[Begin]

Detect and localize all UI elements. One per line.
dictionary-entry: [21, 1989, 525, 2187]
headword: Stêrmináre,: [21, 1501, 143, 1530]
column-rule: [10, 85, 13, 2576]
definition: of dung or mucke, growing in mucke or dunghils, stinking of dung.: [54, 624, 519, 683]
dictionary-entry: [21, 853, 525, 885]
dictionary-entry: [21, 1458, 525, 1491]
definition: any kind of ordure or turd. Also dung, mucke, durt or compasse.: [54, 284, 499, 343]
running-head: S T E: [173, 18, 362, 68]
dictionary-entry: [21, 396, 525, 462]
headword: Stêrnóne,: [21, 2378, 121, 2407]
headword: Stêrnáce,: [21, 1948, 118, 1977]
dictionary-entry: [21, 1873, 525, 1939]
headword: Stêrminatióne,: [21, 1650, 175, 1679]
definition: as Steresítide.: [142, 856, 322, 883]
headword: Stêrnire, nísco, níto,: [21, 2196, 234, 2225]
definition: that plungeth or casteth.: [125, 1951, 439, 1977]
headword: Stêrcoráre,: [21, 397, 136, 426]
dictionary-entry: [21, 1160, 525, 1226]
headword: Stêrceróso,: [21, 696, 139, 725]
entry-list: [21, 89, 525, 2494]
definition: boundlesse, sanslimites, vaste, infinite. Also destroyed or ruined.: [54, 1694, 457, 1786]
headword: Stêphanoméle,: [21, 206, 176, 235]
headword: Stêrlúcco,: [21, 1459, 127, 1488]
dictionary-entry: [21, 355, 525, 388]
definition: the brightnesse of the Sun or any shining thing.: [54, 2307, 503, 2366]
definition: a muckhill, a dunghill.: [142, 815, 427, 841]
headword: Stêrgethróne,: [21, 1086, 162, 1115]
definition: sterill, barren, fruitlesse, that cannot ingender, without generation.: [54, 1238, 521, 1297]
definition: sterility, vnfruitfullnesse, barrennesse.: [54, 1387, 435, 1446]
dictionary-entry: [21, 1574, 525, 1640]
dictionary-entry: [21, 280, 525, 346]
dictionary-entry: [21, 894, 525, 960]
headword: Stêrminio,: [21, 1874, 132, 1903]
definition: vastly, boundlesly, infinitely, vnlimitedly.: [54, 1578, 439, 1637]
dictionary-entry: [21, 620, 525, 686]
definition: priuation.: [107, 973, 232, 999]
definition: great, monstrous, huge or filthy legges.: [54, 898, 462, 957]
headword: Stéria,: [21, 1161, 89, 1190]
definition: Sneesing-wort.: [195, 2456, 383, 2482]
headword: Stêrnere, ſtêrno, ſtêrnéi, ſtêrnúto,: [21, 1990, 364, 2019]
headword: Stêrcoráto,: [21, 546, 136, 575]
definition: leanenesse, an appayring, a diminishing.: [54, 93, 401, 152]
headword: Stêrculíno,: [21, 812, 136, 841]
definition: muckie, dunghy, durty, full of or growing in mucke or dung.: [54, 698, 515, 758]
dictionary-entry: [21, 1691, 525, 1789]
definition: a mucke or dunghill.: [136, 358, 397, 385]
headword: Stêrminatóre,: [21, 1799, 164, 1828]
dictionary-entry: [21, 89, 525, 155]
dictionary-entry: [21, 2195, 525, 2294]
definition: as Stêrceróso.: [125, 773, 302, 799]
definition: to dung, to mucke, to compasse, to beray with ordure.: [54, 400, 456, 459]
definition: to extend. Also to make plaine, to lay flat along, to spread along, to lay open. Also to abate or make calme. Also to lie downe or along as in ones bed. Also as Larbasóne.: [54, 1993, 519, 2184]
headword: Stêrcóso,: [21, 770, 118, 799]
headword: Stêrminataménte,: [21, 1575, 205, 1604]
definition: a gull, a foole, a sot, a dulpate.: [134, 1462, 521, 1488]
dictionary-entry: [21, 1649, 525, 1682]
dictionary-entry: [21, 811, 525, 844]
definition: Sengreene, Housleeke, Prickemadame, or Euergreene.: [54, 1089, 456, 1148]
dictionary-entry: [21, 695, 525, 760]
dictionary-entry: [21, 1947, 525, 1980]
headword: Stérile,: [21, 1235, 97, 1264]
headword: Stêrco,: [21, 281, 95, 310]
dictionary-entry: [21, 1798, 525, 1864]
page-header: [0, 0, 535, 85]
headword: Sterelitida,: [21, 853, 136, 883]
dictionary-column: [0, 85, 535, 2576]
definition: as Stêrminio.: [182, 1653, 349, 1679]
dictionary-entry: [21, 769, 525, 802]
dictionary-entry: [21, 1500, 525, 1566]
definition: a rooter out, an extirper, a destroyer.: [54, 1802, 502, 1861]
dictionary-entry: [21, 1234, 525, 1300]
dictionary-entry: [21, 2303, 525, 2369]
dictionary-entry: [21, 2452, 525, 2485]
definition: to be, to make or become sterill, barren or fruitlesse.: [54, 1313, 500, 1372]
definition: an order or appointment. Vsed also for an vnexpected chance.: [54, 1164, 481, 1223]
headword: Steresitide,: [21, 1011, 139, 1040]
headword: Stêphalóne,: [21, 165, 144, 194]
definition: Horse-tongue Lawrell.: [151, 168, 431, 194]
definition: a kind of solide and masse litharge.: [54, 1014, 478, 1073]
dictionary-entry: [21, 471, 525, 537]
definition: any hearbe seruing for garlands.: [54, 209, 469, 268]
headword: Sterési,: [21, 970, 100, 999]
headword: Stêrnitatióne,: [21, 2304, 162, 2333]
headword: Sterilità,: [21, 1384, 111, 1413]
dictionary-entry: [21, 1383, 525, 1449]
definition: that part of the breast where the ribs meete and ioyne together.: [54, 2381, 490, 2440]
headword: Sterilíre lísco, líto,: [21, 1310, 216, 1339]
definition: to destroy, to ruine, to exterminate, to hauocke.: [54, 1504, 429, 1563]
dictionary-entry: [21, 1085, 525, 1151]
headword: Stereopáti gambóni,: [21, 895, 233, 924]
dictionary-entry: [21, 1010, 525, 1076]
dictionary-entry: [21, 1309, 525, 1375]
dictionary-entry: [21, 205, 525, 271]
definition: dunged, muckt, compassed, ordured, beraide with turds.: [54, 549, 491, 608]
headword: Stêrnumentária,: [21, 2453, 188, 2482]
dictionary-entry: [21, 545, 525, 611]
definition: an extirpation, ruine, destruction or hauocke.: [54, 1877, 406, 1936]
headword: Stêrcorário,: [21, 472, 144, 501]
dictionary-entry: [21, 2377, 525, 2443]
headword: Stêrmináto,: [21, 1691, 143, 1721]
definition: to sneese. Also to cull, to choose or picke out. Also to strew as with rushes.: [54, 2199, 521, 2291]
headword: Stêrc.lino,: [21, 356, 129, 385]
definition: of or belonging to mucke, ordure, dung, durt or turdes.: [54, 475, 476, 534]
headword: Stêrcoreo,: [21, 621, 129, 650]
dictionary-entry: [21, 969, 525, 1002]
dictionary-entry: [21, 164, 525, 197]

[End]

Instructions for the task - Print every line of the records above again, word for word, with nothing changed.

Worked answer -
Detect and localize all UI elements. One per line.
dictionary-entry: [21, 1989, 525, 2187]
headword: Stêrmináre,: [21, 1501, 143, 1530]
column-rule: [10, 85, 13, 2576]
definition: of dung or mucke, growing in mucke or dunghils, stinking of dung.: [54, 624, 519, 683]
dictionary-entry: [21, 853, 525, 885]
dictionary-entry: [21, 1458, 525, 1491]
definition: any kind of ordure or turd. Also dung, mucke, durt or compasse.: [54, 284, 499, 343]
running-head: S T E: [173, 18, 362, 68]
dictionary-entry: [21, 396, 525, 462]
headword: Stêrnóne,: [21, 2378, 121, 2407]
headword: Stêrnáce,: [21, 1948, 118, 1977]
dictionary-entry: [21, 1873, 525, 1939]
headword: Stêrminatióne,: [21, 1650, 175, 1679]
definition: as Steresítide.: [142, 856, 322, 883]
headword: Stêrnire, nísco, níto,: [21, 2196, 234, 2225]
definition: that plungeth or casteth.: [125, 1951, 439, 1977]
headword: Stêrcoráre,: [21, 397, 136, 426]
dictionary-entry: [21, 1160, 525, 1226]
headword: Stêrceróso,: [21, 696, 139, 725]
entry-list: [21, 89, 525, 2494]
definition: boundlesse, sanslimites, vaste, infinite. Also destroyed or ruined.: [54, 1694, 457, 1786]
headword: Stêphanoméle,: [21, 206, 176, 235]
headword: Stêrlúcco,: [21, 1459, 127, 1488]
dictionary-entry: [21, 355, 525, 388]
definition: the brightnesse of the Sun or any shining thing.: [54, 2307, 503, 2366]
definition: a muckhill, a dunghill.: [142, 815, 427, 841]
headword: Stêrgethróne,: [21, 1086, 162, 1115]
definition: sterill, barren, fruitlesse, that cannot ingender, without generation.: [54, 1238, 521, 1297]
definition: sterility, vnfruitfullnesse, barrennesse.: [54, 1387, 435, 1446]
dictionary-entry: [21, 1574, 525, 1640]
dictionary-entry: [21, 280, 525, 346]
dictionary-entry: [21, 894, 525, 960]
headword: Stêrminio,: [21, 1874, 132, 1903]
definition: vastly, boundlesly, infinitely, vnlimitedly.: [54, 1578, 439, 1637]
dictionary-entry: [21, 620, 525, 686]
definition: priuation.: [107, 973, 232, 999]
definition: great, monstrous, huge or filthy legges.: [54, 898, 462, 957]
headword: Stéria,: [21, 1161, 89, 1190]
definition: Sneesing-wort.: [195, 2456, 383, 2482]
headword: Stêrnere, ſtêrno, ſtêrnéi, ſtêrnúto,: [21, 1990, 364, 2019]
headword: Stêrcoráto,: [21, 546, 136, 575]
definition: leanenesse, an appayring, a diminishing.: [54, 93, 401, 152]
headword: Stêrculíno,: [21, 812, 136, 841]
definition: muckie, dunghy, durty, full of or growing in mucke or dung.: [54, 698, 515, 758]
dictionary-entry: [21, 1691, 525, 1789]
definition: a mucke or dunghill.: [136, 358, 397, 385]
headword: Stêrminatóre,: [21, 1799, 164, 1828]
dictionary-entry: [21, 89, 525, 155]
dictionary-entry: [21, 2195, 525, 2294]
definition: as Stêrceróso.: [125, 773, 302, 799]
definition: to dung, to mucke, to compasse, to beray with ordure.: [54, 400, 456, 459]
definition: to extend. Also to make plaine, to lay flat along, to spread along, to lay open. Also to abate or make calme. Also to lie downe or along as in ones bed. Also as Larbasóne.: [54, 1993, 519, 2184]
headword: Stêrcóso,: [21, 770, 118, 799]
headword: Stêrminataménte,: [21, 1575, 205, 1604]
definition: a gull, a foole, a sot, a dulpate.: [134, 1462, 521, 1488]
dictionary-entry: [21, 1649, 525, 1682]
dictionary-entry: [21, 811, 525, 844]
definition: Sengreene, Housleeke, Prickemadame, or Euergreene.: [54, 1089, 456, 1148]
dictionary-entry: [21, 695, 525, 760]
dictionary-entry: [21, 1947, 525, 1980]
headword: Stérile,: [21, 1235, 97, 1264]
headword: Stêrco,: [21, 281, 95, 310]
dictionary-entry: [21, 1798, 525, 1864]
page-header: [0, 0, 535, 85]
headword: Sterelitida,: [21, 853, 136, 883]
dictionary-column: [0, 85, 535, 2576]
definition: as Stêrminio.: [182, 1653, 349, 1679]
dictionary-entry: [21, 769, 525, 802]
dictionary-entry: [21, 1500, 525, 1566]
definition: a rooter out, an extirper, a destroyer.: [54, 1802, 502, 1861]
dictionary-entry: [21, 1234, 525, 1300]
dictionary-entry: [21, 2303, 525, 2369]
dictionary-entry: [21, 2452, 525, 2485]
definition: to be, to make or become sterill, barren or fruitlesse.: [54, 1313, 500, 1372]
definition: an order or appointment. Vsed also for an vnexpected chance.: [54, 1164, 481, 1223]
headword: Steresitide,: [21, 1011, 139, 1040]
headword: Stêphalóne,: [21, 165, 144, 194]
definition: Horse-tongue Lawrell.: [151, 168, 431, 194]
definition: a kind of solide and masse litharge.: [54, 1014, 478, 1073]
dictionary-entry: [21, 471, 525, 537]
definition: any hearbe seruing for garlands.: [54, 209, 469, 268]
headword: Sterési,: [21, 970, 100, 999]
headword: Stêrnitatióne,: [21, 2304, 162, 2333]
headword: Sterilità,: [21, 1384, 111, 1413]
dictionary-entry: [21, 1383, 525, 1449]
definition: that part of the breast where the ribs meete and ioyne together.: [54, 2381, 490, 2440]
headword: Sterilíre lísco, líto,: [21, 1310, 216, 1339]
definition: to destroy, to ruine, to exterminate, to hauocke.: [54, 1504, 429, 1563]
dictionary-entry: [21, 1085, 525, 1151]
headword: Stereopáti gambóni,: [21, 895, 233, 924]
dictionary-entry: [21, 1010, 525, 1076]
dictionary-entry: [21, 1309, 525, 1375]
dictionary-entry: [21, 205, 525, 271]
definition: dunged, muckt, compassed, ordured, beraide with turds.: [54, 549, 491, 608]
headword: Stêrnumentária,: [21, 2453, 188, 2482]
dictionary-entry: [21, 545, 525, 611]
definition: an extirpation, ruine, destruction or hauocke.: [54, 1877, 406, 1936]
headword: Stêrcorário,: [21, 472, 144, 501]
dictionary-entry: [21, 2377, 525, 2443]
headword: Stêrmináto,: [21, 1691, 143, 1721]
definition: to sneese. Also to cull, to choose or picke out. Also to strew as with rushes.: [54, 2199, 521, 2291]
headword: Stêrc.lino,: [21, 356, 129, 385]
definition: of or belonging to mucke, ordure, dung, durt or turdes.: [54, 475, 476, 534]
headword: Stêrcoreo,: [21, 621, 129, 650]
dictionary-entry: [21, 969, 525, 1002]
dictionary-entry: [21, 164, 525, 197]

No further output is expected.